## WHAT IS BEING ASKED
Extract and list every line that contains the word "обстановка".

Entries from a dataset
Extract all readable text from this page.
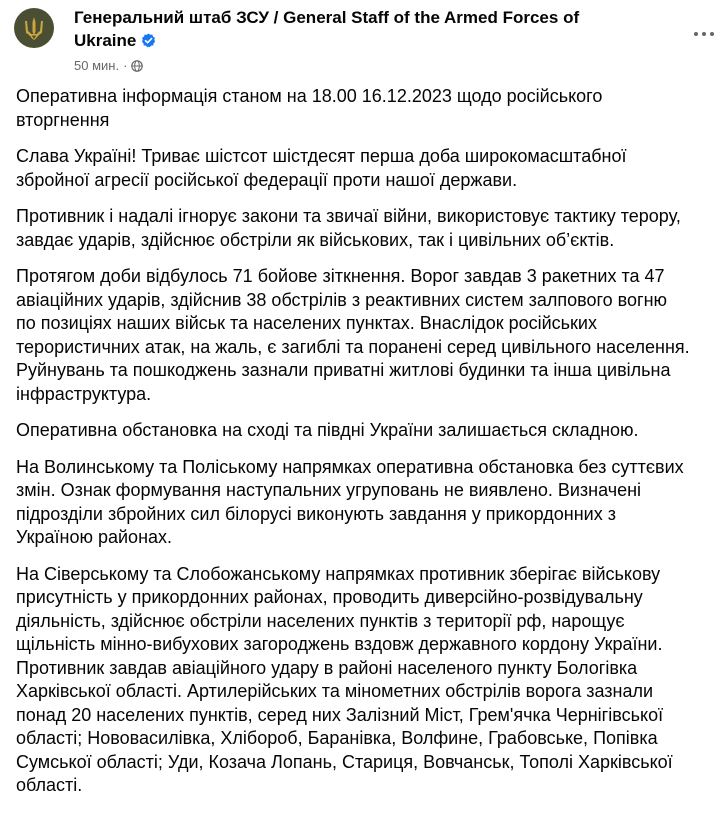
Генеральний штаб ЗСУ / General Staff of the Armed Forces of Ukraine
50 мин. ·

Оперативна інформація станом на 18.00 16.12.2023 щодо російського
вторгнення

Слава Україні! Триває шістсот шістдесят перша доба широкомасштабної
збройної агресії російської федерації проти нашої держави.

Противник і надалі ігнорує закони та звичаї війни, використовує тактику терору,
завдає ударів, здійснює обстріли як військових, так і цивільних об’єктів.

Протягом доби відбулось 71 бойове зіткнення. Ворог завдав 3 ракетних та 47
авіаційних ударів, здійснив 38 обстрілів з реактивних систем залпового вогню
по позиціях наших військ та населених пунктах. Внаслідок російських
терористичних атак, на жаль, є загиблі та поранені серед цивільного населення.
Руйнувань та пошкоджень зазнали приватні житлові будинки та інша цивільна
інфраструктура.

Оперативна обстановка на сході та півдні України залишається складною.

На Волинському та Поліському напрямках оперативна обстановка без суттєвих
змін. Ознак формування наступальних угруповань не виявлено. Визначені
підрозділи збройних сил білорусі виконують завдання у прикордонних з
Україною районах.

На Сіверському та Слобожанському напрямках противник зберігає військову
присутність у прикордонних районах, проводить диверсійно-розвідувальну
діяльність, здійснює обстріли населених пунктів з території рф, нарощує
щільність мінно-вибухових загороджень вздовж державного кордону України.
Противник завдав авіаційного удару в районі населеного пункту Бологівка
Харківської області. Артилерійських та мінометних обстрілів ворога зазнали
понад 20 населених пунктів, серед них Залізний Міст, Грем'ячка Чернігівської
області; Нововасилівка, Хлібороб, Баранівка, Волфине, Грабовське, Попівка
Сумської області; Уди, Козача Лопань, Стариця, Вовчанськ, Тополі Харківської
області.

## SOLUTION FOR THIS EXERCISE
Оперативна обстановка на сході та півдні України залишається складною.
На Волинському та Поліському напрямках оперативна обстановка без суттєвих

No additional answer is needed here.